Set exercise -
Return the records in full, exactly as given.
↓↓↓
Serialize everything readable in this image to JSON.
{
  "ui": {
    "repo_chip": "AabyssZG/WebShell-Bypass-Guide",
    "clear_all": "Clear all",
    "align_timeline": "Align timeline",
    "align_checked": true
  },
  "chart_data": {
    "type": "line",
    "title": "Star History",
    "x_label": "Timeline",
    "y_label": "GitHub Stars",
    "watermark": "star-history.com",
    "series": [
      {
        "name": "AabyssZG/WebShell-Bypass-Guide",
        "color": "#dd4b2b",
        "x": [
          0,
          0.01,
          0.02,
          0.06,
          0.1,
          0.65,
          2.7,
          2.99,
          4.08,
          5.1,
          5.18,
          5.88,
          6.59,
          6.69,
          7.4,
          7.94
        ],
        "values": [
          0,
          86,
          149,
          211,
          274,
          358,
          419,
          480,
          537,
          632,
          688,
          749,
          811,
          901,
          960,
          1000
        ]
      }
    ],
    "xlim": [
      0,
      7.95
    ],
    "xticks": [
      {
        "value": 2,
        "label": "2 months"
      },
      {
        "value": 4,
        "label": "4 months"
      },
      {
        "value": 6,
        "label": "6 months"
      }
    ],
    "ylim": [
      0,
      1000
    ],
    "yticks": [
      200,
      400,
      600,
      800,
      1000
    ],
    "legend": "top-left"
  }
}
↑↑↑
Worked answer -
Serialize everything readable in this image to JSON.
{
  "ui": {
    "repo_chip": "AabyssZG/WebShell-Bypass-Guide",
    "clear_all": "Clear all",
    "align_timeline": "Align timeline",
    "align_checked": true
  },
  "chart_data": {
    "type": "line",
    "title": "Star History",
    "x_label": "Timeline",
    "y_label": "GitHub Stars",
    "watermark": "star-history.com",
    "series": [
      {
        "name": "AabyssZG/WebShell-Bypass-Guide",
        "color": "#dd4b2b",
        "x": [
          0,
          0.01,
          0.02,
          0.06,
          0.1,
          0.65,
          2.7,
          2.99,
          4.08,
          5.1,
          5.18,
          5.88,
          6.59,
          6.69,
          7.4,
          7.94
        ],
        "values": [
          0,
          86,
          149,
          211,
          274,
          358,
          419,
          480,
          537,
          632,
          688,
          749,
          811,
          901,
          960,
          1000
        ]
      }
    ],
    "xlim": [
      0,
      7.95
    ],
    "xticks": [
      {
        "value": 2,
        "label": "2 months"
      },
      {
        "value": 4,
        "label": "4 months"
      },
      {
        "value": 6,
        "label": "6 months"
      }
    ],
    "ylim": [
      0,
      1000
    ],
    "yticks": [
      200,
      400,
      600,
      800,
      1000
    ],
    "legend": "top-left"
  }
}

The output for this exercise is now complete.